[start INFORMATION PROVIDED]

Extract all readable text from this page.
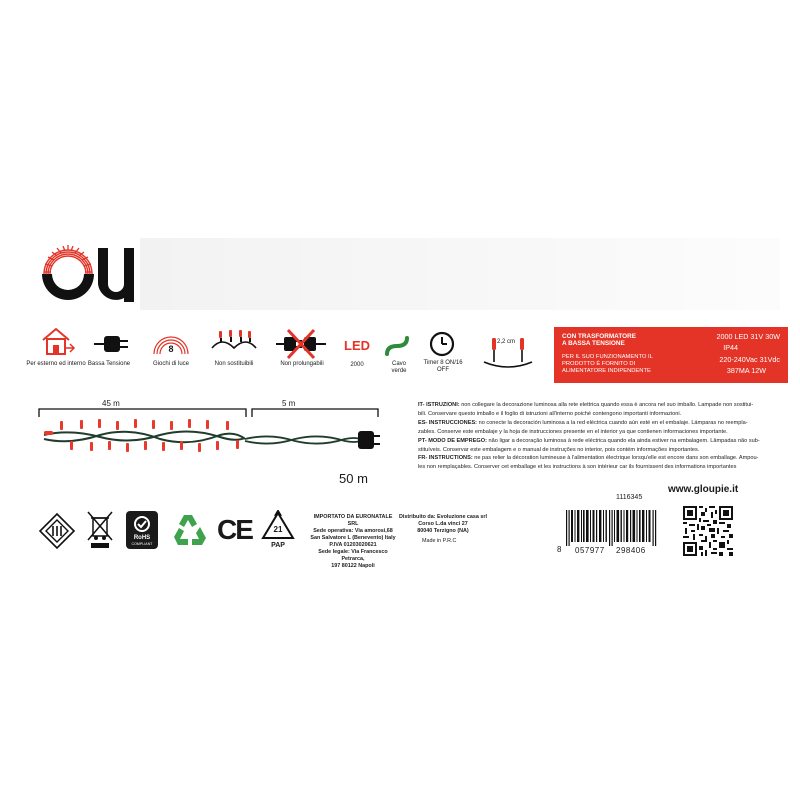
Per esterno ed interno Bassa Tensione
8
Giochi di luce	Non sostituibili	Non prolungabili
LED
2000	Cavo verde
Timer 8 ON/16 OFF
2,2 cm
CON TRASFORMATORE
A BASSA TENSIONE
PER IL SUO FUNZIONAMENTO IL
PRODOTTO È FORNITO DI
ALIMENTATORE INDIPENDENTE
2000 LED 31V 30W
IP44
220-240Vac 31Vdc
387MA 12W
45 m	5 m
50 m
IT- ISTRUZIONI: non collegare la decorazione luminosa alla rete elettrica quando essa è ancora nel suo imballo. Lampade non sostitui-
bili. Conservare questo imballo e il foglio di istruzioni all'interno poiché contengono importanti informazioni.
ES- INSTRUCCIONES: no conecte la decoración luminosa a la red eléctrica cuando aún esté en el embalaje. Lámparas no reempla-
zables. Conserve este embalaje y la hoja de instrucciones presente en el interior ya que contienen informaciones importante.
PT- MODO DE EMPREGO: não ligar a decoração luminosa à rede eléctrica quando ela ainda estiver na embalagem. Lâmpadas não sub-
stituíveis. Conservar este embalagem e o manual de instruções no interior, pois contém informações importantes.
FR- INSTRUCTIONS: ne pas relier la décoration lumineuse à l'alimentation électrique lorsqu'elle est encore dans son emballage. Ampou-
les non remplaçables. Conserver cet emballage et les instructions à son intérieur car ils fournissent des informations importantes
1116345
www.gloupie.it
RoHS
COMPLIANT CE	21
PAP
IMPORTATO DA EURONATALE SRL
Sede operativa: Via amorosi,68
San Salvatore L (Benevento) Italy
P.IVA 01203020621
Sede legale: Via Francesco Petrarca,
197 80122 Napoli
Distribuito da: Evoluzione casa srl
Corso L.da vinci 27
80040 Terzigno (NA)
Made in P.R.C
8 057977 298406
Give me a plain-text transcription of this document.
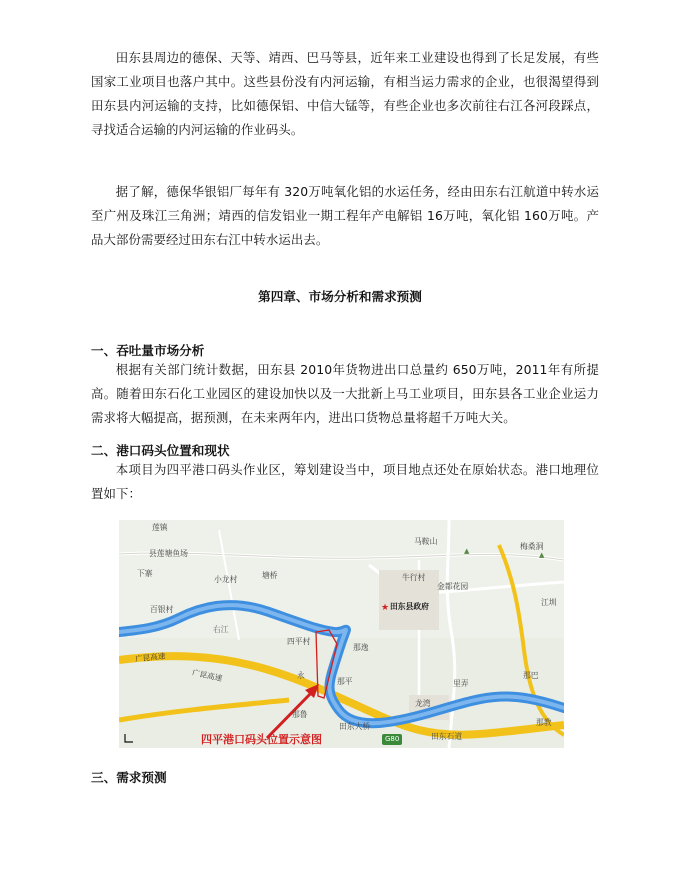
田东县周边的德保、天等、靖西、巴马等县，近年来工业建设也得到了长足发展，有些国家工业项目也落户其中。这些县份没有内河运输，有相当运力需求的企业，也很渴望得到田东县内河运输的支持，比如德保铝、中信大锰等，有些企业也多次前往右江各河段踩点，寻找适合运输的内河运输的作业码头。

据了解，德保华银铝厂每年有 320万吨氧化铝的水运任务，经由田东右江航道中转水运至广州及珠江三角洲；靖西的信发铝业一期工程年产电解铝 16万吨，氧化铝 160万吨。产品大部份需要经过田东右江中转水运出去。

第四章、市场分析和需求预测
一、吞吐量市场分析

根据有关部门统计数据，田东县 2010年货物进出口总量约 650万吨，2011年有所提高。随着田东石化工业园区的建设加快以及一大批新上马工业项目，田东县各工业企业运力需求将大幅提高，据预测，在未来两年内，进出口货物总量将超千万吨大关。

二、港口码头位置和现状

本项目为四平港口码头作业区，筹划建设当中，项目地点还处在原始状态。港口地理位置如下：

★
▲	▲
莲镇
县莲塘鱼场
下寨
小龙村	塘桥
百银村
马鞍山
梅桑洞
牛行村
金都花园
田东县政府	江圳
右江
四平村
那逸
永
那平	里弄
那巴
龙湾
那鲁
田东大桥
田东石道
那教
广昆高速
广昆高速
G80
四平港口码头位置示意图
三、需求预测
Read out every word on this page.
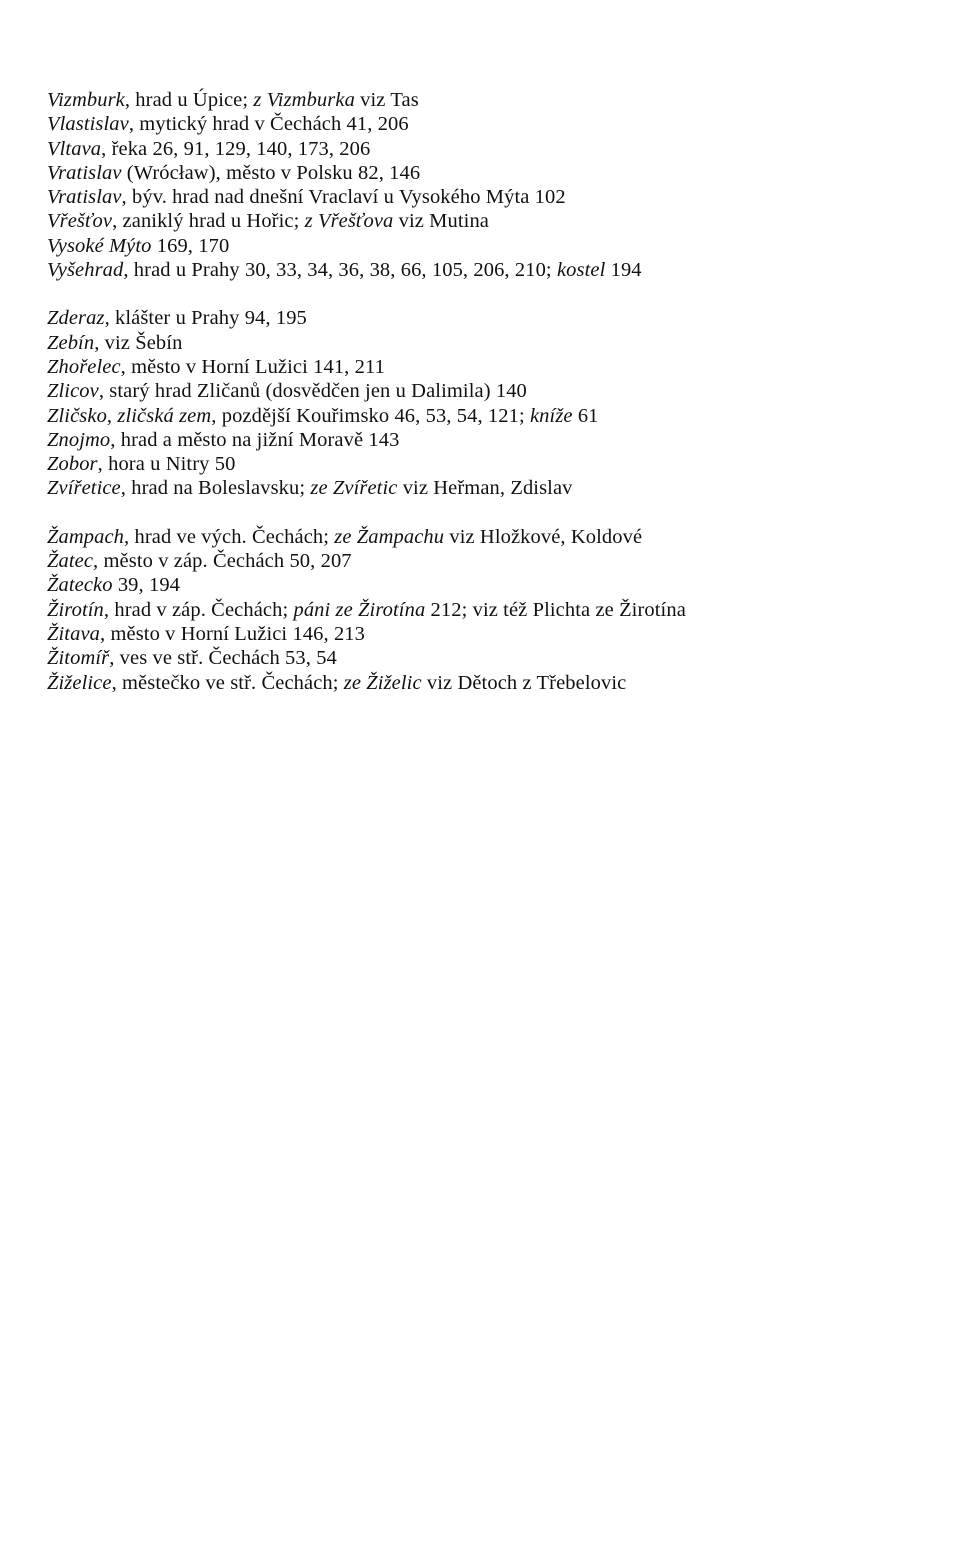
Vizmburk, hrad u Úpice; z Vizmburka viz Tas
Vlastislav, mytický hrad v Čechách 41, 206
Vltava, řeka 26, 91, 129, 140, 173, 206
Vratislav (Wrócław), město v Polsku 82, 146
Vratislav, býv. hrad nad dnešní Vraclaví u Vysokého Mýta 102
Vřešťov, zaniklý hrad u Hořic; z Vřešťova viz Mutina
Vysoké Mýto 169, 170
Vyšehrad, hrad u Prahy 30, 33, 34, 36, 38, 66, 105, 206, 210; kostel 194
Zderaz, klášter u Prahy 94, 195
Zebín, viz Šebín
Zhořelec, město v Horní Lužici 141, 211
Zlicov, starý hrad Zličanů (dosvědčen jen u Dalimila) 140
Zličsko, zličská zem, pozdější Kouřimsko 46, 53, 54, 121; kníže 61
Znojmo, hrad a město na jižní Moravě 143
Zobor, hora u Nitry 50
Zvířetice, hrad na Boleslavsku; ze Zvířetic viz Heřman, Zdislav
Žampach, hrad ve vých. Čechách; ze Žampachu viz Hložkové, Koldové
Žatec, město v záp. Čechách 50, 207
Žatecko 39, 194
Žirotín, hrad v záp. Čechách; páni ze Žirotína 212; viz též Plichta ze Žirotína
Žitava, město v Horní Lužici 146, 213
Žitomíř, ves ve stř. Čechách 53, 54
Žiželice, městečko ve stř. Čechách; ze Žiželic viz Dětoch z Třebelovic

[end INFORMATION PROVIDED]

● **INSTRUCTIONS TO FOLLOW**: Quote the entries above word for word. Leave the images out.

● **RESPONSE TO THE TASK**:
Extract all readable text from this page.
Per esterno ed interno Bassa Tensione
8
Giochi di luce	Non sostituibili	Non prolungabili
LED
2000	Cavo verde
Timer 8 ON/16 OFF
2,2 cm
CON TRASFORMATORE
A BASSA TENSIONE
PER IL SUO FUNZIONAMENTO IL
PRODOTTO È FORNITO DI
ALIMENTATORE INDIPENDENTE
2000 LED 31V 30W
IP44
220-240Vac 31Vdc
387MA 12W
45 m	5 m
50 m
IT- ISTRUZIONI: non collegare la decorazione luminosa alla rete elettrica quando essa è ancora nel suo imballo. Lampade non sostitui-
bili. Conservare questo imballo e il foglio di istruzioni all'interno poiché contengono importanti informazioni.
ES- INSTRUCCIONES: no conecte la decoración luminosa a la red eléctrica cuando aún esté en el embalaje. Lámparas no reempla-
zables. Conserve este embalaje y la hoja de instrucciones presente en el interior ya que contienen informaciones importante.
PT- MODO DE EMPREGO: não ligar a decoração luminosa à rede eléctrica quando ela ainda estiver na embalagem. Lâmpadas não sub-
stituíveis. Conservar este embalagem e o manual de instruções no interior, pois contém informações importantes.
FR- INSTRUCTIONS: ne pas relier la décoration lumineuse à l'alimentation électrique lorsqu'elle est encore dans son emballage. Ampou-
les non remplaçables. Conserver cet emballage et les instructions à son intérieur car ils fournissent des informations importantes
1116345
www.gloupie.it
RoHS
COMPLIANT CE	21
PAP
IMPORTATO DA EURONATALE SRL
Sede operativa: Via amorosi,68
San Salvatore L (Benevento) Italy
P.IVA 01203020621
Sede legale: Via Francesco Petrarca,
197 80122 Napoli
Distribuito da: Evoluzione casa srl
Corso L.da vinci 27
80040 Terzigno (NA)
Made in P.R.C
8 057977 298406
Give me a plain-text transcription of this document.
田东县周边的德保、天等、靖西、巴马等县，近年来工业建设也得到了长足发展，有些国家工业项目也落户其中。这些县份没有内河运输，有相当运力需求的企业，也很渴望得到田东县内河运输的支持，比如德保铝、中信大锰等，有些企业也多次前往右江各河段踩点，寻找适合运输的内河运输的作业码头。

据了解，德保华银铝厂每年有 320万吨氧化铝的水运任务，经由田东右江航道中转水运至广州及珠江三角洲；靖西的信发铝业一期工程年产电解铝 16万吨，氧化铝 160万吨。产品大部份需要经过田东右江中转水运出去。

第四章、市场分析和需求预测
一、吞吐量市场分析

根据有关部门统计数据，田东县 2010年货物进出口总量约 650万吨，2011年有所提高。随着田东石化工业园区的建设加快以及一大批新上马工业项目，田东县各工业企业运力需求将大幅提高，据预测，在未来两年内，进出口货物总量将超千万吨大关。

二、港口码头位置和现状

本项目为四平港口码头作业区，筹划建设当中，项目地点还处在原始状态。港口地理位置如下：

★
▲	▲
莲镇
县莲塘鱼场
下寨
小龙村	塘桥
百银村
马鞍山
梅桑洞
牛行村
金都花园
田东县政府	江圳
右江
四平村
那逸
永
那平	里弄
那巴
龙湾
那鲁
田东大桥
田东石道
那教
广昆高速
广昆高速
G80
四平港口码头位置示意图
三、需求预测
Read out every word on this page.
Vizmburk, hrad u Úpice; z Vizmburka viz Tas
Vlastislav, mytický hrad v Čechách 41, 206
Vltava, řeka 26, 91, 129, 140, 173, 206
Vratislav (Wrócław), město v Polsku 82, 146
Vratislav, býv. hrad nad dnešní Vraclaví u Vysokého Mýta 102
Vřešťov, zaniklý hrad u Hořic; z Vřešťova viz Mutina
Vysoké Mýto 169, 170
Vyšehrad, hrad u Prahy 30, 33, 34, 36, 38, 66, 105, 206, 210; kostel 194
Zderaz, klášter u Prahy 94, 195
Zebín, viz Šebín
Zhořelec, město v Horní Lužici 141, 211
Zlicov, starý hrad Zličanů (dosvědčen jen u Dalimila) 140
Zličsko, zličská zem, pozdější Kouřimsko 46, 53, 54, 121; kníže 61
Znojmo, hrad a město na jižní Moravě 143
Zobor, hora u Nitry 50
Zvířetice, hrad na Boleslavsku; ze Zvířetic viz Heřman, Zdislav
Žampach, hrad ve vých. Čechách; ze Žampachu viz Hložkové, Koldové
Žatec, město v záp. Čechách 50, 207
Žatecko 39, 194
Žirotín, hrad v záp. Čechách; páni ze Žirotína 212; viz též Plichta ze Žirotína
Žitava, město v Horní Lužici 146, 213
Žitomíř, ves ve stř. Čechách 53, 54
Žiželice, městečko ve stř. Čechách; ze Žiželic viz Dětoch z Třebelovic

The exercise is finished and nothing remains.